_Task to complete_
Check each line of the entries below for the string "image"; copy every line where it appears.

Stored records
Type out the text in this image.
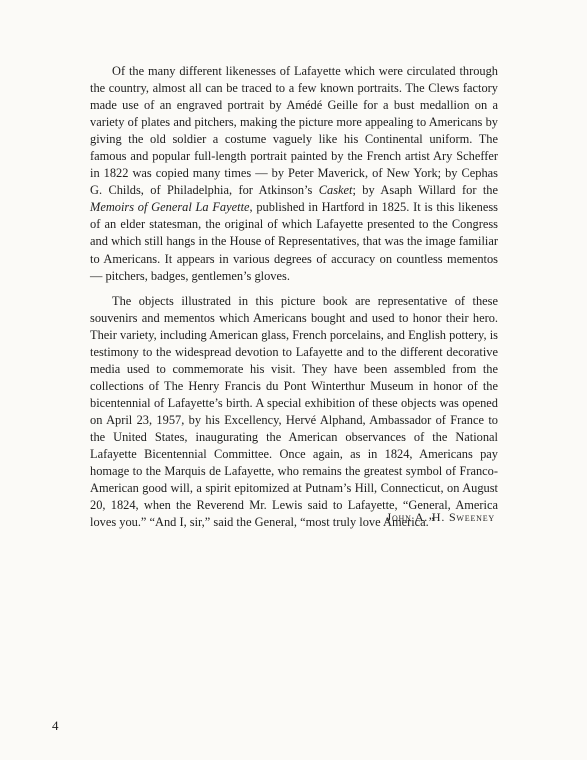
Of the many different likenesses of Lafayette which were circulated through the country, almost all can be traced to a few known portraits. The Clews factory made use of an engraved portrait by Amédé Geille for a bust medallion on a variety of plates and pitchers, making the picture more appealing to Americans by giving the old soldier a costume vaguely like his Continental uniform. The famous and popular full-length portrait painted by the French artist Ary Scheffer in 1822 was copied many times — by Peter Maverick, of New York; by Cephas G. Childs, of Philadelphia, for Atkinson’s Casket; by Asaph Willard for the Memoirs of General La Fayette, published in Hartford in 1825. It is this likeness of an elder statesman, the original of which Lafayette presented to the Congress and which still hangs in the House of Representatives, that was the image familiar to Americans. It appears in various degrees of accuracy on countless mementos — pitchers, badges, gentlemen’s gloves.

The objects illustrated in this picture book are representative of these souvenirs and mementos which Americans bought and used to honor their hero. Their variety, including American glass, French porcelains, and English pottery, is testimony to the widespread devotion to Lafayette and to the different decorative media used to commemorate his visit. They have been assembled from the collections of The Henry Francis du Pont Winterthur Museum in honor of the bicentennial of Lafayette’s birth. A special exhibition of these objects was opened on April 23, 1957, by his Excellency, Hervé Alphand, Ambassador of France to the United States, inaugurating the American observances of the National Lafayette Bicentennial Committee. Once again, as in 1824, Americans pay homage to the Marquis de Lafayette, who remains the greatest symbol of Franco-American good will, a spirit epitomized at Putnam’s Hill, Connecticut, on August 20, 1824, when the Reverend Mr. Lewis said to Lafayette, “General, America loves you.” “And I, sir,” said the General, “most truly love America.”

John A. H. Sweeney
4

_Completed task_
Type out the text in this image.
Of the many different likenesses of Lafayette which were circulated through the country, almost all can be traced to a few known portraits. The Clews factory made use of an engraved portrait by Amédé Geille for a bust medallion on a variety of plates and pitchers, making the picture more appealing to Americans by giving the old soldier a costume vaguely like his Continental uniform. The famous and popular full-length portrait painted by the French artist Ary Scheffer in 1822 was copied many times — by Peter Maverick, of New York; by Cephas G. Childs, of Philadelphia, for Atkinson’s Casket; by Asaph Willard for the Memoirs of General La Fayette, published in Hartford in 1825. It is this likeness of an elder statesman, the original of which Lafayette presented to the Congress and which still hangs in the House of Representatives, that was the image familiar to Americans. It appears in various degrees of accuracy on countless mementos — pitchers, badges, gentlemen’s gloves.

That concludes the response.